Work to do: From the entries below, please gather each line containing the string "округа".

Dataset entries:
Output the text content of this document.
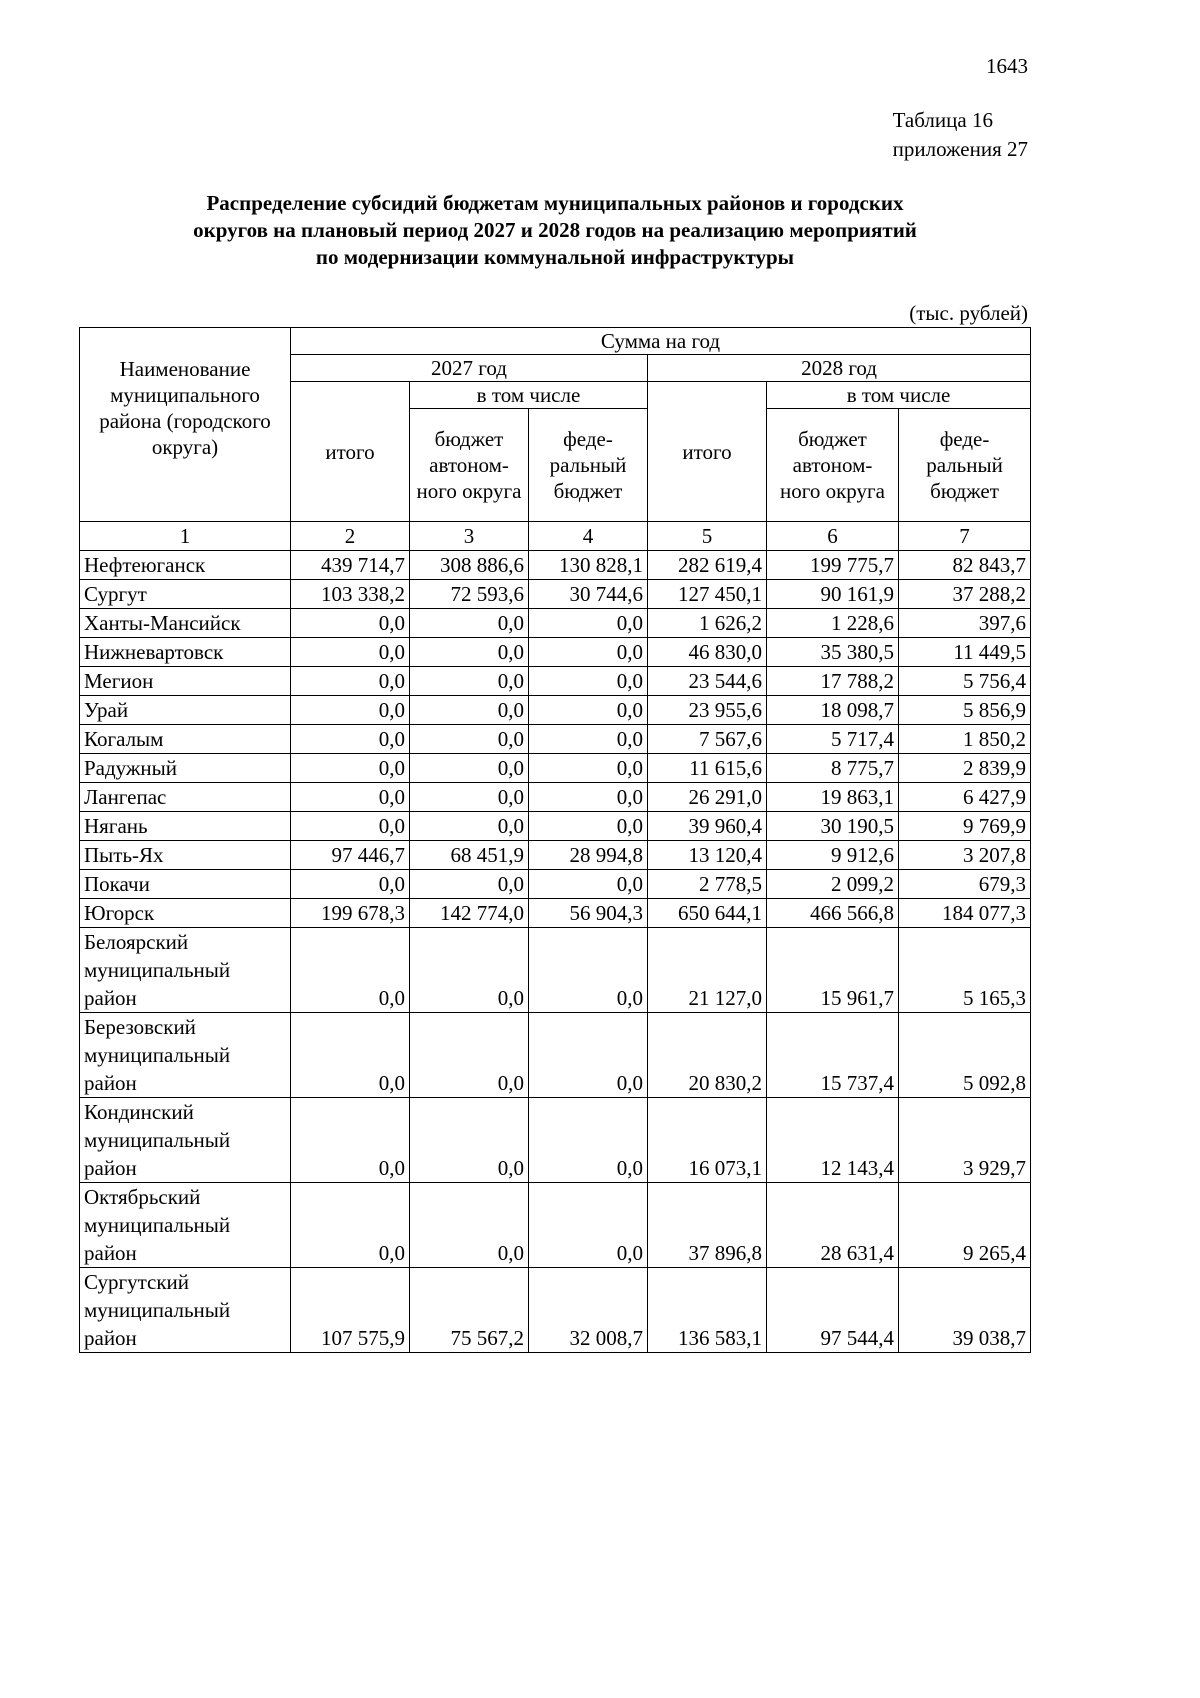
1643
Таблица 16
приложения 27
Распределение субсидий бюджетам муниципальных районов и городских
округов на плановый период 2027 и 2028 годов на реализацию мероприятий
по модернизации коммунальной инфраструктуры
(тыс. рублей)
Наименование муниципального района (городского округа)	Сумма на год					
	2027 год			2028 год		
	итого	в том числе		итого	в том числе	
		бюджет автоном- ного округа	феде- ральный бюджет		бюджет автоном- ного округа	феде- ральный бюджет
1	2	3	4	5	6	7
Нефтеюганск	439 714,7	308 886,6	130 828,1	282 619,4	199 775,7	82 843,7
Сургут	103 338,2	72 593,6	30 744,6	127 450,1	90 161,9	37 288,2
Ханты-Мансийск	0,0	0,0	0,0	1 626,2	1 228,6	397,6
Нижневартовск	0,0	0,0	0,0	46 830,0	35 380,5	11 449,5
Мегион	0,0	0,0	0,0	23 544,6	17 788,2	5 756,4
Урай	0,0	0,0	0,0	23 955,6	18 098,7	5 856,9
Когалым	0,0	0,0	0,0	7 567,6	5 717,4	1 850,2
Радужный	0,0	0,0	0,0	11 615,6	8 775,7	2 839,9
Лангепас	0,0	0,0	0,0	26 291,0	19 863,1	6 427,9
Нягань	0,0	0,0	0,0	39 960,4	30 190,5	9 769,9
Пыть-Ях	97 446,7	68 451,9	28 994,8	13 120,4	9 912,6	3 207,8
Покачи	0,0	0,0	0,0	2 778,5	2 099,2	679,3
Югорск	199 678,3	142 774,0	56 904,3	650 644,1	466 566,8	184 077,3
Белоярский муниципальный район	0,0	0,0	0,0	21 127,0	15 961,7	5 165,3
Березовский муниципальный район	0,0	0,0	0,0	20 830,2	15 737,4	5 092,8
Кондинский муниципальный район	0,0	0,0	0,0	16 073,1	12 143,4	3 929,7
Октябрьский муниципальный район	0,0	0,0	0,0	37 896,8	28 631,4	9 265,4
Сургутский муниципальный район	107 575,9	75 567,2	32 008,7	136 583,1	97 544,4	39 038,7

Answer for this exercise:
Наименование муниципального района (городского округа)	Сумма на год					
		бюджет автоном- ного округа	феде- ральный бюджет		бюджет автоном- ного округа	феде- ральный бюджет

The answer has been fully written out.